** Begin Dataset entries **

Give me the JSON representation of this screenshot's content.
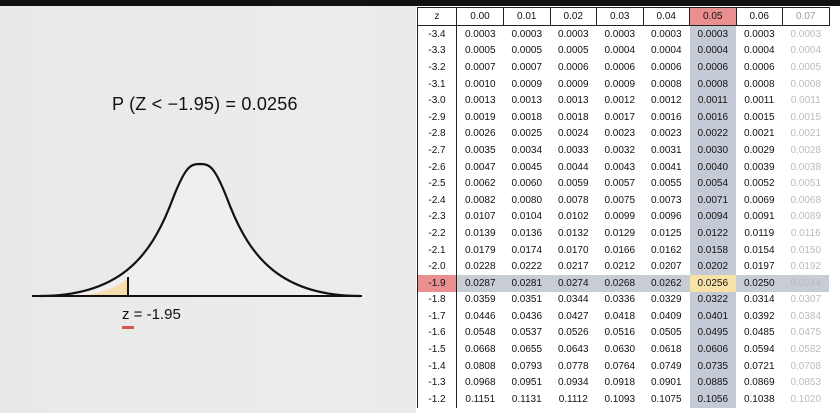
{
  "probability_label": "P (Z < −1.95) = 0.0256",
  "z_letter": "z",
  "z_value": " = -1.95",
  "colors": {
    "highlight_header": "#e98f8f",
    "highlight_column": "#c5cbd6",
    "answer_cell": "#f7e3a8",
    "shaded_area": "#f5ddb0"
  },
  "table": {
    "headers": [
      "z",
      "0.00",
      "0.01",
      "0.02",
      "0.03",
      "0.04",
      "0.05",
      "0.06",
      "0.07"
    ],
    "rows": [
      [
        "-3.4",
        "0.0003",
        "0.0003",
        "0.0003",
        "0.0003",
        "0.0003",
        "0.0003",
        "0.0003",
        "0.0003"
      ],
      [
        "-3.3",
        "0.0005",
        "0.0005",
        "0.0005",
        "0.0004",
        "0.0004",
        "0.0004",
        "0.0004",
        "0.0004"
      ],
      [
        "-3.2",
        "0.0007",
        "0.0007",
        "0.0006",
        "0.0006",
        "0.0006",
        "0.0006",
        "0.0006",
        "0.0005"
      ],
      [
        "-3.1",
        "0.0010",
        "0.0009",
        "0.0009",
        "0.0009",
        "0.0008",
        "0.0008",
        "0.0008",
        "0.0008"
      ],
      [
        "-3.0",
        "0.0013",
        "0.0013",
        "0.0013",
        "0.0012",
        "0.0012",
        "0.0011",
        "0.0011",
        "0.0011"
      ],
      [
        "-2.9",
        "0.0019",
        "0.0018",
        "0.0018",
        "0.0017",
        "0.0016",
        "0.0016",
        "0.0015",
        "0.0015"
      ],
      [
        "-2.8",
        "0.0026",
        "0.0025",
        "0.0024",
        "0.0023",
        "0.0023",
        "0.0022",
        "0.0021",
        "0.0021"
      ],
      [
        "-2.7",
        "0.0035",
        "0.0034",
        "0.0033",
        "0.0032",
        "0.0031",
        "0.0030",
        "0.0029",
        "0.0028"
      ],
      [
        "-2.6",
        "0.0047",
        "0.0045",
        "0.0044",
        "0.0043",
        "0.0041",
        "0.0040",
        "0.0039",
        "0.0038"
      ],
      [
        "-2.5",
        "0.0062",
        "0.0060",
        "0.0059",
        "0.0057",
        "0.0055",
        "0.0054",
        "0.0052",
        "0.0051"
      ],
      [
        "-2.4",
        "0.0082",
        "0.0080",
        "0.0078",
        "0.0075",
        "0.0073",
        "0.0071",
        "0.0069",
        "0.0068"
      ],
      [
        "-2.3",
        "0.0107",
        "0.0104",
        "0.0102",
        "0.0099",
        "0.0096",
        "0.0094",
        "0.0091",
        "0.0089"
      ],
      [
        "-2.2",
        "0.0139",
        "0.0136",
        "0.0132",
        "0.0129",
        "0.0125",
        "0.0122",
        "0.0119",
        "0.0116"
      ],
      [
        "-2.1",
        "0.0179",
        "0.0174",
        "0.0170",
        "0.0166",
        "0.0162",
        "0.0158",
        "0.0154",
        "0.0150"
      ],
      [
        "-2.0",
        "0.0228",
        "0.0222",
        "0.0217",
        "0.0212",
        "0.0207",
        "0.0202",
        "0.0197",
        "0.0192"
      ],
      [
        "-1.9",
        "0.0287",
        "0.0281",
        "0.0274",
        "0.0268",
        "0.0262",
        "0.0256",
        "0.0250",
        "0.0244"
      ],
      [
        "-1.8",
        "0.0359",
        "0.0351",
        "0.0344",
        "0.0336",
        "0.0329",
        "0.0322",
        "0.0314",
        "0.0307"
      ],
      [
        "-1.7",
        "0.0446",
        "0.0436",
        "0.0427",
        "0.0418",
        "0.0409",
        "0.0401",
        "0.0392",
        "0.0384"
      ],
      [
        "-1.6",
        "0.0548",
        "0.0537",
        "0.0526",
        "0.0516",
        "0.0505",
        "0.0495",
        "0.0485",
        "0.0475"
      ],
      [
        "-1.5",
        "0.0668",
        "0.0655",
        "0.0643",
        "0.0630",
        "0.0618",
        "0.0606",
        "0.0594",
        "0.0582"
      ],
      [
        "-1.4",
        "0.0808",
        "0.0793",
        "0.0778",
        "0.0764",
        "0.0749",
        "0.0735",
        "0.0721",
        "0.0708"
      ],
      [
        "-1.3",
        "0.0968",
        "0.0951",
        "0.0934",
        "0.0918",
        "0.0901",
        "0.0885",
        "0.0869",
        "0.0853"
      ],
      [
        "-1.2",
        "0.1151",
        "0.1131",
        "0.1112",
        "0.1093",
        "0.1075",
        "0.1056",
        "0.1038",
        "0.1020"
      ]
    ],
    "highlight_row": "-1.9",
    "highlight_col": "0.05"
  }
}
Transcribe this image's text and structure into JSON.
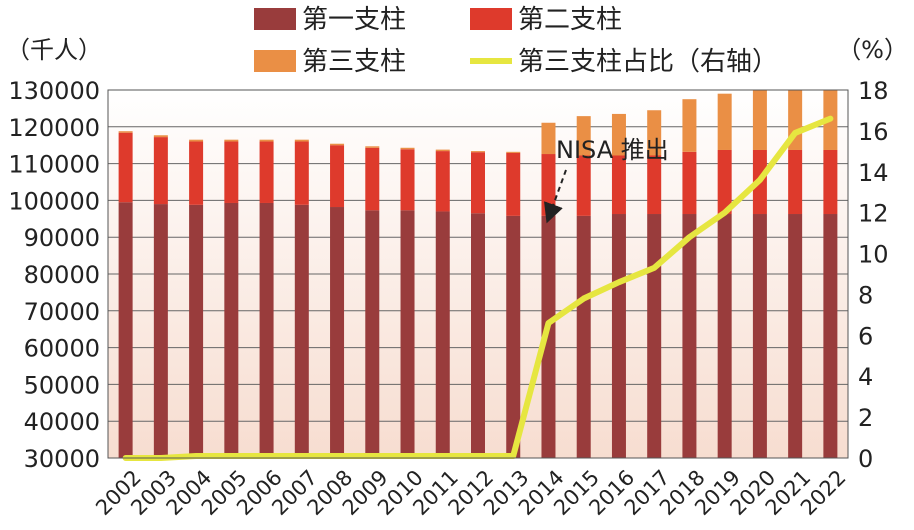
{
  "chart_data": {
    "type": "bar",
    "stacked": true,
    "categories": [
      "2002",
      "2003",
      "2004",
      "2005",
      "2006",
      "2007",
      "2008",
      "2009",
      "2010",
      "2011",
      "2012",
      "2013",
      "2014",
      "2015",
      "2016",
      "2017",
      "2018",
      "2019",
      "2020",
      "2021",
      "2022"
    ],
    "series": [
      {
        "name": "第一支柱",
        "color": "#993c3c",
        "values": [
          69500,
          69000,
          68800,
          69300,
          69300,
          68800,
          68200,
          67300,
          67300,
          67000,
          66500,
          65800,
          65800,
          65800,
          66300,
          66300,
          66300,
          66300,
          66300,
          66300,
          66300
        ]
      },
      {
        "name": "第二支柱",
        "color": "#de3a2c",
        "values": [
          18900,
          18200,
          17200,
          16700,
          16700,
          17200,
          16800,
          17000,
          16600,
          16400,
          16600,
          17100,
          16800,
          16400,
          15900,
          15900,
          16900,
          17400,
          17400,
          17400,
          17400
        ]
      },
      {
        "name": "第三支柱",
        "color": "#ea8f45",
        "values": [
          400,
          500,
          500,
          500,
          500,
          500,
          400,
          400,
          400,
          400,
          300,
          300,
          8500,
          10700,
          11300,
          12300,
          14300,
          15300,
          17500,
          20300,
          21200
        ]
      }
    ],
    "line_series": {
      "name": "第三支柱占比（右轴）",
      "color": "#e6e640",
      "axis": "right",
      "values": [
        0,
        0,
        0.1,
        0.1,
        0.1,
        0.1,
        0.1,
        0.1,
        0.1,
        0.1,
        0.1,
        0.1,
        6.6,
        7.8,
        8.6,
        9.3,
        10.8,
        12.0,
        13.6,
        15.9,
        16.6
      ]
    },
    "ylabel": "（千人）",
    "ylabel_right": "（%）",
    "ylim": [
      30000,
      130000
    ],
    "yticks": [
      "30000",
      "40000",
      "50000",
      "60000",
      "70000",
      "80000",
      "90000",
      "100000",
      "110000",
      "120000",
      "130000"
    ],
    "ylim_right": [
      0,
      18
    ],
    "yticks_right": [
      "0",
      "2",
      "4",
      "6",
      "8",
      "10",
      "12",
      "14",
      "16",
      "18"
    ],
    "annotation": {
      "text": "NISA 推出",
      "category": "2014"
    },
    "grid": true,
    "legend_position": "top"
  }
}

** End Dataset entries **

> [The exercise]: Copy down every line of the material above that includes the string "this".

> [Finished exercise]:
Give me the JSON representation of this screenshot's content.
Transcribe this image's text and structure into JSON.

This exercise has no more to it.